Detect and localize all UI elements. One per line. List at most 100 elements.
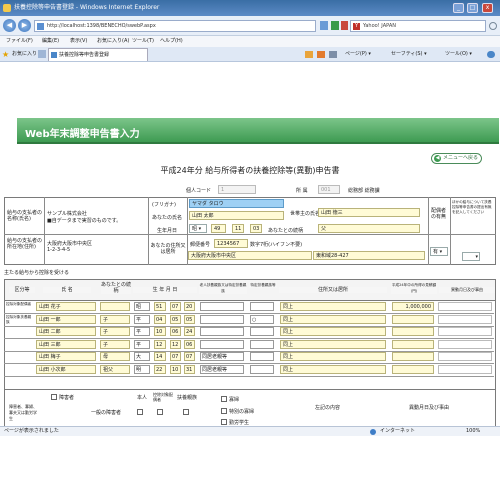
senior-class-select[interactable] [200,314,244,324]
senior-class-select[interactable] [200,327,244,336]
income-field[interactable] [392,364,434,374]
senior-class-select[interactable]: 同居老親等 [200,364,244,374]
back-button[interactable]: ◀ [3,19,16,32]
disabled-checkbox[interactable] [51,394,57,400]
specific-class-select[interactable] [250,327,274,336]
name-field[interactable]: 山田 太郎 [189,211,284,220]
tab-current[interactable]: 扶養控除等申告書登録 [48,48,148,61]
relation-field[interactable] [100,302,130,311]
specific-class-select[interactable]: ○ [250,314,274,324]
householder-field[interactable]: 山田 徳三 [318,208,420,217]
month-field[interactable]: 06 [170,327,181,336]
address-field[interactable]: 同上 [280,352,386,361]
spouse-select[interactable]: 有 ▾ [430,247,448,256]
senior-class-select[interactable] [200,339,244,349]
print-icon[interactable] [329,51,337,58]
tools-menu[interactable]: ツール(O) ▾ [445,49,472,60]
month-field[interactable]: 05 [170,314,181,324]
forward-button[interactable]: ▶ [18,19,31,32]
search-icon[interactable] [489,22,497,30]
era-select[interactable]: 平 [134,314,150,324]
search-input[interactable]: Y Yahoo! JAPAN [350,20,486,32]
personal-code-field[interactable]: 1 [218,185,256,194]
address-field-2[interactable]: 東和域28-427 [313,251,425,260]
change-field[interactable] [438,339,492,349]
address-field[interactable]: 同上 [280,327,386,336]
favorites-button[interactable]: ★ お気に入り [2,49,37,60]
birth-day-field[interactable]: 03 [250,224,262,233]
dependent-name-field[interactable]: 山田 一郎 [36,314,96,324]
zoom-level[interactable]: 100% [466,427,480,436]
income-field[interactable] [392,352,434,361]
relation-field[interactable]: 子 [100,327,130,336]
general-spouse-checkbox[interactable] [157,409,163,415]
relation-field[interactable]: 祖父 [100,364,130,374]
page-menu[interactable]: ページ(P) ▾ [345,49,371,60]
senior-class-select[interactable] [200,302,244,311]
change-field[interactable] [438,314,492,324]
quick-tabs-icon[interactable] [38,50,46,58]
year-field[interactable]: 22 [154,364,166,374]
day-field[interactable]: 06 [184,339,195,349]
era-select[interactable]: 平 [134,327,150,336]
relation-field[interactable]: 子 [100,339,130,349]
dependent-name-field[interactable]: 山田 花子 [36,302,96,311]
dependent-name-field[interactable]: 山田 二郎 [36,327,96,336]
year-field[interactable]: 04 [154,314,166,324]
menu-view[interactable]: 表示(V) [70,36,87,47]
address-field[interactable]: 同上 [280,364,386,374]
menu-favorites[interactable]: お気に入り(A) [97,36,129,47]
birth-year-field[interactable]: 49 [211,224,226,233]
year-field[interactable]: 14 [154,352,166,361]
day-field[interactable]: 24 [184,327,195,336]
income-field[interactable]: 1,000,000 [392,302,434,311]
specific-class-select[interactable] [250,339,274,349]
general-self-checkbox[interactable] [137,409,143,415]
special-widow-checkbox[interactable] [221,408,227,414]
year-field[interactable]: 10 [154,327,166,336]
home-icon[interactable] [305,51,313,58]
address-field[interactable]: 同上 [280,314,386,324]
birth-month-field[interactable]: 11 [232,224,244,233]
refresh-icon[interactable] [331,21,339,30]
era-select[interactable]: 平 [134,339,150,349]
dependent-name-field[interactable]: 山田 三郎 [36,339,96,349]
minimize-button[interactable]: _ [453,3,464,13]
specific-class-select[interactable] [250,364,274,374]
day-field[interactable]: 07 [184,352,195,361]
widow-checkbox[interactable] [221,396,227,402]
month-field[interactable]: 12 [170,339,181,349]
menu-tools[interactable]: ツール(T) [132,36,154,47]
help-icon[interactable] [487,51,495,58]
menu-help[interactable]: ヘルプ(H) [160,36,183,47]
specific-class-select[interactable] [250,352,274,361]
income-field[interactable] [392,327,434,336]
safety-menu[interactable]: セーフティ(S) ▾ [391,49,427,60]
student-checkbox[interactable] [221,419,227,425]
zip-field[interactable]: 1234567 [214,239,248,248]
birth-era-select[interactable]: 昭 ▾ [189,224,207,233]
income-field[interactable] [392,339,434,349]
menu-file[interactable]: ファイル(F) [6,36,33,47]
change-field[interactable] [438,302,492,311]
back-to-menu-button[interactable]: ◀ メニューへ戻る [431,153,482,164]
year-field[interactable]: 51 [154,302,166,311]
day-field[interactable]: 20 [184,302,195,311]
feeds-icon[interactable] [317,51,325,58]
dependent-name-field[interactable]: 山田 梅子 [36,352,96,361]
month-field[interactable]: 07 [170,302,181,311]
era-select[interactable]: 昭 [134,302,150,311]
era-select[interactable]: 明 [134,364,150,374]
address-field[interactable]: 同上 [280,339,386,349]
relation-field[interactable]: 母 [100,352,130,361]
general-dependent-checkbox[interactable] [183,409,189,415]
dependent-name-field[interactable]: 山田 小次郎 [36,364,96,374]
day-field[interactable]: 05 [184,314,195,324]
url-input[interactable]: http://localhost:1398/BENECHO/swebP.aspx [34,20,316,32]
address-field[interactable]: 同上 [280,302,386,311]
maximize-button[interactable]: □ [467,3,478,13]
department-code-field[interactable]: 001 [318,185,340,194]
month-field[interactable]: 10 [170,364,181,374]
income-field[interactable] [392,314,434,324]
year-field[interactable]: 12 [154,339,166,349]
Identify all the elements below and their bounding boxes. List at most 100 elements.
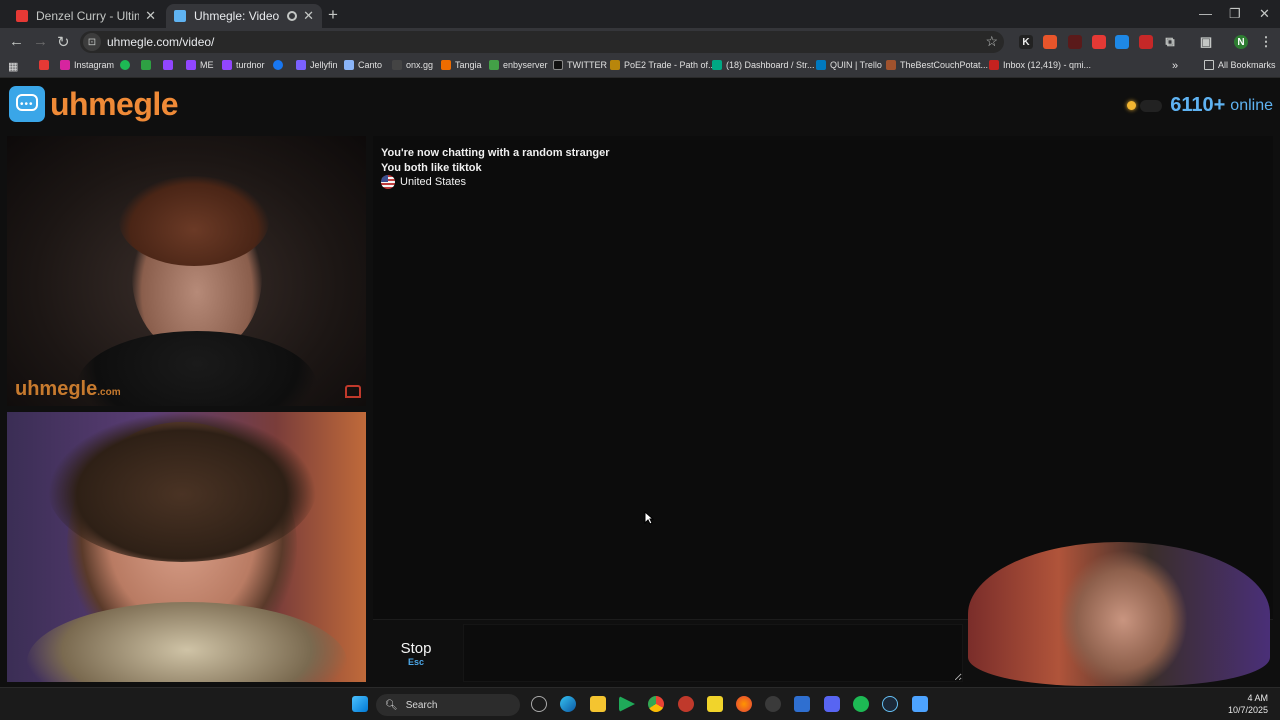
+++
PROBLEM: Return every line of the material above unchanged, leaving out the pictures.

ANSWER TO THE TASK:
Detect and localize all UI elements. One per line. List at most 100 elements.
senior-class-select[interactable] [200,314,244,324]
senior-class-select[interactable] [200,327,244,336]
income-field[interactable] [392,364,434,374]
senior-class-select[interactable]: 同居老親等 [200,364,244,374]
back-button[interactable]: ◀ [3,19,16,32]
disabled-checkbox[interactable] [51,394,57,400]
specific-class-select[interactable] [250,327,274,336]
name-field[interactable]: 山田 太郎 [189,211,284,220]
tab-current[interactable]: 扶養控除等申告書登録 [48,48,148,61]
relation-field[interactable] [100,302,130,311]
specific-class-select[interactable]: ○ [250,314,274,324]
householder-field[interactable]: 山田 徳三 [318,208,420,217]
month-field[interactable]: 06 [170,327,181,336]
address-field[interactable]: 同上 [280,352,386,361]
spouse-select[interactable]: 有 ▾ [430,247,448,256]
senior-class-select[interactable] [200,339,244,349]
print-icon[interactable] [329,51,337,58]
tools-menu[interactable]: ツール(O) ▾ [445,49,472,60]
month-field[interactable]: 05 [170,314,181,324]
forward-button[interactable]: ▶ [18,19,31,32]
search-icon[interactable] [489,22,497,30]
era-select[interactable]: 平 [134,314,150,324]
search-input[interactable]: Y Yahoo! JAPAN [350,20,486,32]
personal-code-field[interactable]: 1 [218,185,256,194]
address-field-2[interactable]: 東和域28-427 [313,251,425,260]
change-field[interactable] [438,339,492,349]
address-field[interactable]: 同上 [280,327,386,336]
favorites-button[interactable]: ★ お気に入り [2,49,37,60]
birth-day-field[interactable]: 03 [250,224,262,233]
dependent-name-field[interactable]: 山田 一郎 [36,314,96,324]
zoom-level[interactable]: 100% [466,427,480,436]
income-field[interactable] [392,352,434,361]
relation-field[interactable]: 子 [100,327,130,336]
general-spouse-checkbox[interactable] [157,409,163,415]
relation-field[interactable]: 祖父 [100,364,130,374]
page-menu[interactable]: ページ(P) ▾ [345,49,371,60]
senior-class-select[interactable] [200,302,244,311]
change-field[interactable] [438,314,492,324]
quick-tabs-icon[interactable] [38,50,46,58]
year-field[interactable]: 22 [154,364,166,374]
day-field[interactable]: 06 [184,339,195,349]
era-select[interactable]: 平 [134,327,150,336]
relation-field[interactable]: 子 [100,339,130,349]
dependent-name-field[interactable]: 山田 花子 [36,302,96,311]
dependent-name-field[interactable]: 山田 二郎 [36,327,96,336]
year-field[interactable]: 04 [154,314,166,324]
menu-view[interactable]: 表示(V) [70,36,87,47]
address-field[interactable]: 同上 [280,364,386,374]
menu-favorites[interactable]: お気に入り(A) [97,36,129,47]
birth-year-field[interactable]: 49 [211,224,226,233]
year-field[interactable]: 14 [154,352,166,361]
day-field[interactable]: 24 [184,327,195,336]
income-field[interactable]: 1,000,000 [392,302,434,311]
specific-class-select[interactable] [250,339,274,349]
general-self-checkbox[interactable] [137,409,143,415]
special-widow-checkbox[interactable] [221,408,227,414]
year-field[interactable]: 10 [154,327,166,336]
home-icon[interactable] [305,51,313,58]
address-field[interactable]: 同上 [280,314,386,324]
birth-month-field[interactable]: 11 [232,224,244,233]
refresh-icon[interactable] [331,21,339,30]
era-select[interactable]: 平 [134,339,150,349]
dependent-name-field[interactable]: 山田 三郎 [36,339,96,349]
minimize-button[interactable]: _ [453,3,464,13]
specific-class-select[interactable] [250,364,274,374]
day-field[interactable]: 07 [184,352,195,361]
widow-checkbox[interactable] [221,396,227,402]
month-field[interactable]: 12 [170,339,181,349]
menu-tools[interactable]: ツール(T) [132,36,154,47]
help-icon[interactable] [487,51,495,58]
menu-help[interactable]: ヘルプ(H) [160,36,183,47]
specific-class-select[interactable] [250,352,274,361]
income-field[interactable] [392,327,434,336]
safety-menu[interactable]: セーフティ(S) ▾ [391,49,427,60]
student-checkbox[interactable] [221,419,227,425]
zip-field[interactable]: 1234567 [214,239,248,248]
birth-era-select[interactable]: 昭 ▾ [189,224,207,233]
income-field[interactable] [392,339,434,349]
menu-file[interactable]: ファイル(F) [6,36,33,47]
change-field[interactable] [438,302,492,311]
back-to-menu-button[interactable]: ◀ メニューへ戻る [431,153,482,164]
year-field[interactable]: 51 [154,302,166,311]
day-field[interactable]: 20 [184,302,195,311]
feeds-icon[interactable] [317,51,325,58]
dependent-name-field[interactable]: 山田 梅子 [36,352,96,361]
month-field[interactable]: 07 [170,302,181,311]
era-select[interactable]: 昭 [134,302,150,311]
era-select[interactable]: 明 [134,364,150,374]
address-field[interactable]: 同上 [280,339,386,349]
relation-field[interactable]: 母 [100,352,130,361]
general-dependent-checkbox[interactable] [183,409,189,415]
dependent-name-field[interactable]: 山田 小次郎 [36,364,96,374]
day-field[interactable]: 05 [184,314,195,324]
url-input[interactable]: http://localhost:1398/BENECHO/swebP.aspx [34,20,316,32]
address-field[interactable]: 同上 [280,302,386,311]
maximize-button[interactable]: □ [467,3,478,13]
department-code-field[interactable]: 001 [318,185,340,194]
month-field[interactable]: 10 [170,364,181,374]
income-field[interactable] [392,314,434,324]
year-field[interactable]: 12 [154,339,166,349]
Identify all the elements below and their bounding boxes. List at most 100 elements.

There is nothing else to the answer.